*WORK TO BE COMPLETED*. Only a number is wanted: how many lines in the listing contain the word "caso"?

Data items:
------------------------------------------------------------
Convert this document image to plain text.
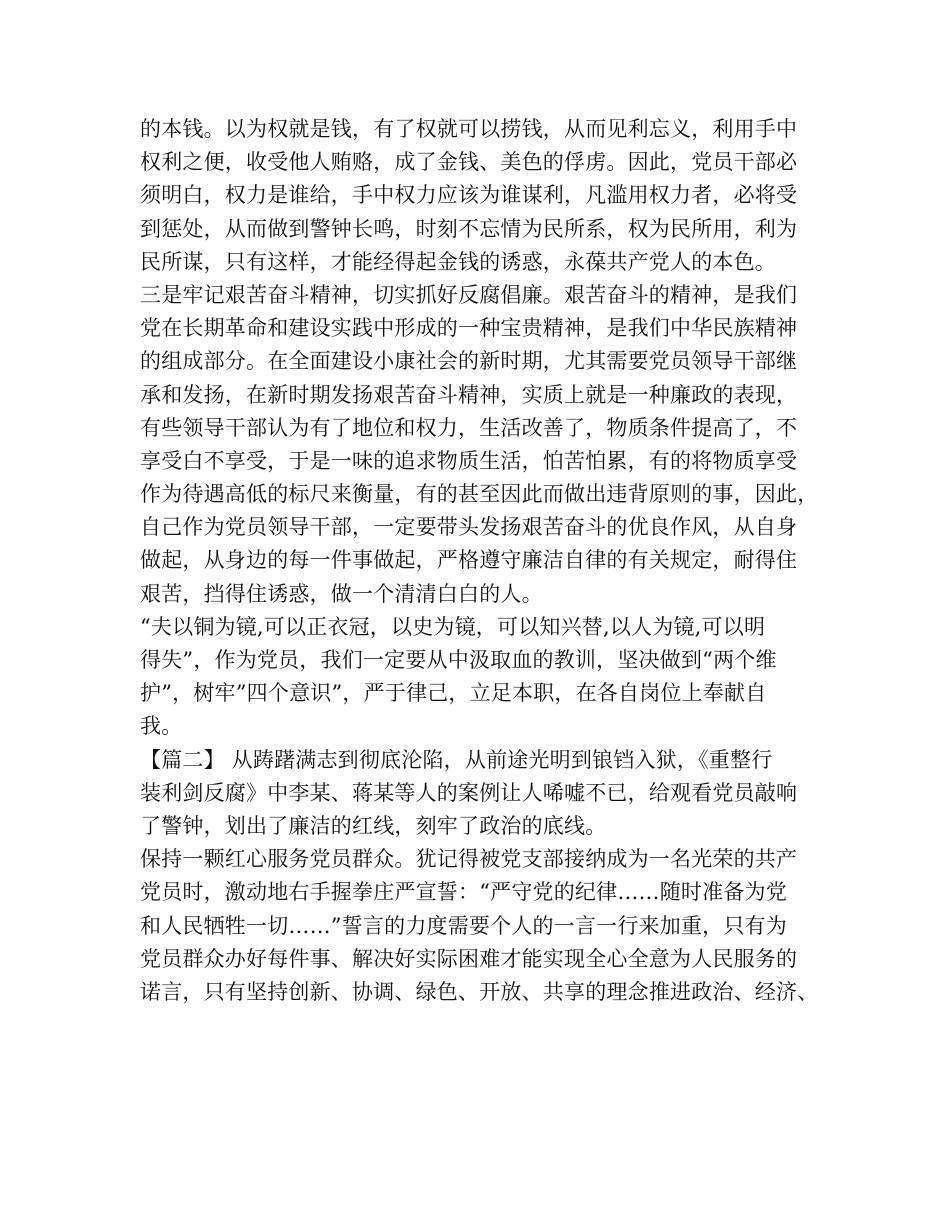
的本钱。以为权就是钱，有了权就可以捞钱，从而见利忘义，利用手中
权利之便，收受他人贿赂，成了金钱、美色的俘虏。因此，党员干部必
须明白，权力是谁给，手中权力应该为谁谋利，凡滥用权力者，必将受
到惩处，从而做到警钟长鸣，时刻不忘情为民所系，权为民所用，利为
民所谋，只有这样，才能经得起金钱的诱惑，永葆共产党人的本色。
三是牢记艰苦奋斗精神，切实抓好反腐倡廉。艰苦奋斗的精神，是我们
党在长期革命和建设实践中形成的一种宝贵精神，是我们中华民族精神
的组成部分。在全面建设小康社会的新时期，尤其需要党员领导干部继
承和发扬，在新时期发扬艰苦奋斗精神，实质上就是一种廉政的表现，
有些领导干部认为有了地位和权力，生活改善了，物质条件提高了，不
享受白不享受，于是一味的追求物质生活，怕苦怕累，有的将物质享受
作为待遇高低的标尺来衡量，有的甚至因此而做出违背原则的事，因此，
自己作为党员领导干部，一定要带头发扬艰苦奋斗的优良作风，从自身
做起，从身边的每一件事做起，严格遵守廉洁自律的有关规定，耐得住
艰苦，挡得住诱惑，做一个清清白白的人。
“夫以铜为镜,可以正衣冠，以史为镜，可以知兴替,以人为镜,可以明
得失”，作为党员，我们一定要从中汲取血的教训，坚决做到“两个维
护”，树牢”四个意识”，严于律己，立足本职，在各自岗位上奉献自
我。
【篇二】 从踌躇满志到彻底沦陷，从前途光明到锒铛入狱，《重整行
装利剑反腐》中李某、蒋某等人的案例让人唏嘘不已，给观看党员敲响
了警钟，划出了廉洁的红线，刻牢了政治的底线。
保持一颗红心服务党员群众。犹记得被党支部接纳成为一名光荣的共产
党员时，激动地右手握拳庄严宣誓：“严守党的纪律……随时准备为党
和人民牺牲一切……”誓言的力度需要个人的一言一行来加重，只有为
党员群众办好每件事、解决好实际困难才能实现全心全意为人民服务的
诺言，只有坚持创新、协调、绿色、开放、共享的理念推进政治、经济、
------------------------------------------------------------
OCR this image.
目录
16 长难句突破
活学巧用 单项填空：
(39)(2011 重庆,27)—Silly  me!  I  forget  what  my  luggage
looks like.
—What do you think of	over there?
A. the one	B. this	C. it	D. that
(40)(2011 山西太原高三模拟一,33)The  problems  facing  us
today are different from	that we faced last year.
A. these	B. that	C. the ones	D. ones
------------------------------------------------------------
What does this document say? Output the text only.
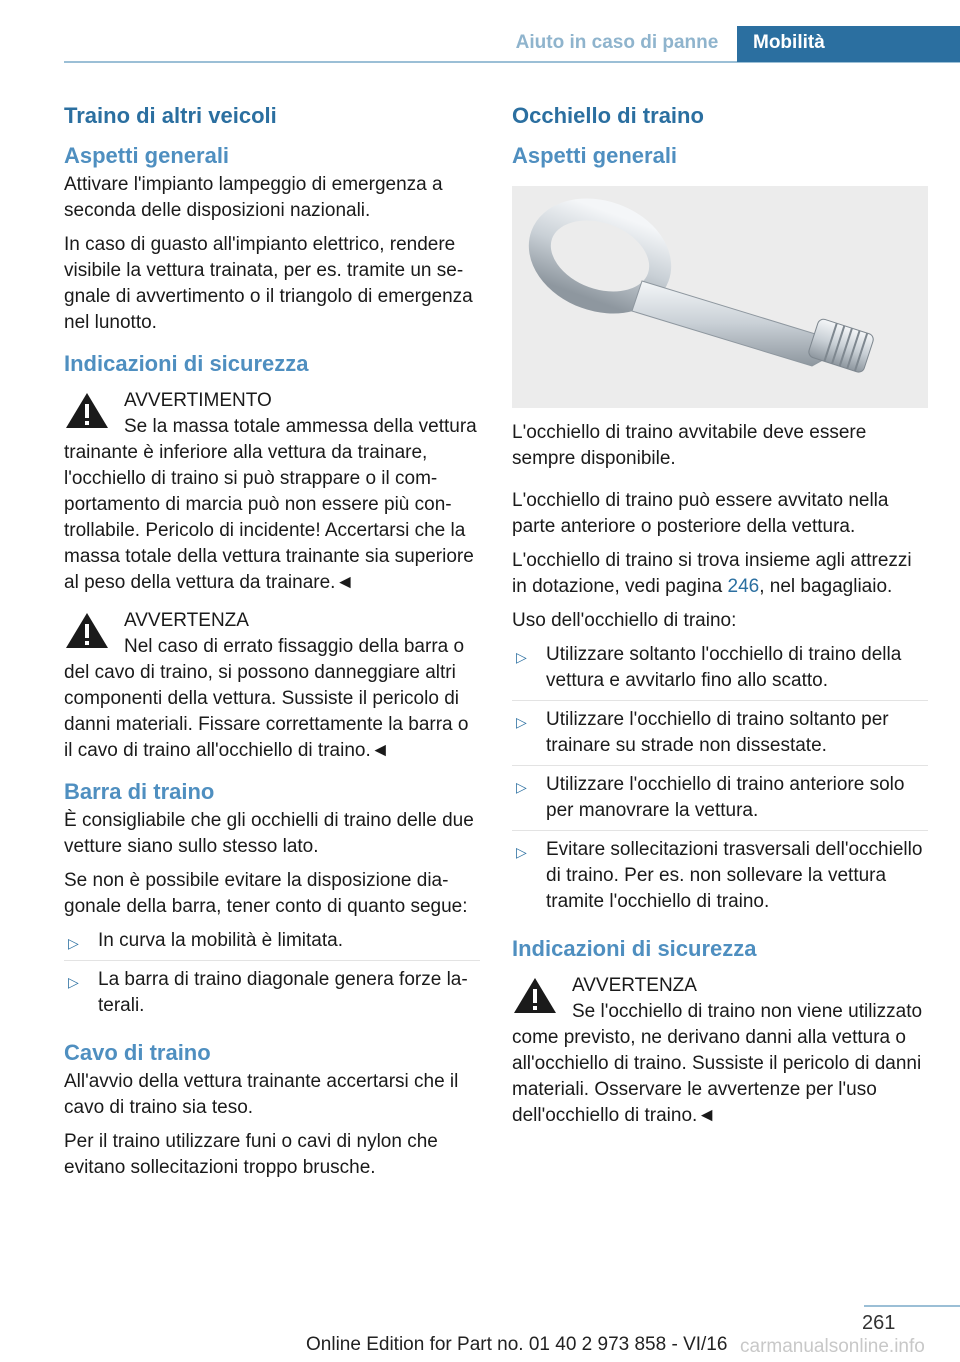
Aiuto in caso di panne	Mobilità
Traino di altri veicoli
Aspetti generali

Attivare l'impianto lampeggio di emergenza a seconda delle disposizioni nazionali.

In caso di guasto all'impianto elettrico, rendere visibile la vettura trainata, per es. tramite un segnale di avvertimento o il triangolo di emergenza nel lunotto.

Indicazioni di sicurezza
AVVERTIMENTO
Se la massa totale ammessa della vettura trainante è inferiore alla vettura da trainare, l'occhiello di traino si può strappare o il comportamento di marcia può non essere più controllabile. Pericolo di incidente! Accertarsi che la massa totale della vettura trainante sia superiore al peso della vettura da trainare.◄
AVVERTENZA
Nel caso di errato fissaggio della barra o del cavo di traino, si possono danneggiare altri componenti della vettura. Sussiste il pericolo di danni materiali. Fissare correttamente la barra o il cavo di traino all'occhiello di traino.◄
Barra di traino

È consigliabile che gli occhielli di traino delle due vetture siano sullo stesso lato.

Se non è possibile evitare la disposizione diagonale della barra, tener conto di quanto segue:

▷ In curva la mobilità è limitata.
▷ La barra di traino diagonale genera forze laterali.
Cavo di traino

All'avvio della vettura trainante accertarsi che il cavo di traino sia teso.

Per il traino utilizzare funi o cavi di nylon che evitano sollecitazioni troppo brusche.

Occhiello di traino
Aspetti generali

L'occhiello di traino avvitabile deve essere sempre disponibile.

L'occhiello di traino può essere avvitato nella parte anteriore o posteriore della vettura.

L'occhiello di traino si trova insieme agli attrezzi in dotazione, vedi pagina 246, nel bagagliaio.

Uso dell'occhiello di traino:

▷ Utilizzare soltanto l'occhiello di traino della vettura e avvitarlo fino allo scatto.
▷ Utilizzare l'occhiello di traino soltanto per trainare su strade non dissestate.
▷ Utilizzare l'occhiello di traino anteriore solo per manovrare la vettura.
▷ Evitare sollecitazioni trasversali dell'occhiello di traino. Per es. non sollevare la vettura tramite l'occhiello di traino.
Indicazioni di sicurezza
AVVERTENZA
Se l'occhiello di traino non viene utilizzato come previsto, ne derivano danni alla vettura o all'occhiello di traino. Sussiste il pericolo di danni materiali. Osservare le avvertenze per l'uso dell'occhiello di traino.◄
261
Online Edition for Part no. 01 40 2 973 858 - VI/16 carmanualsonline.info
------------------------------------------------------------
*COMPLETE ANSWER*. 3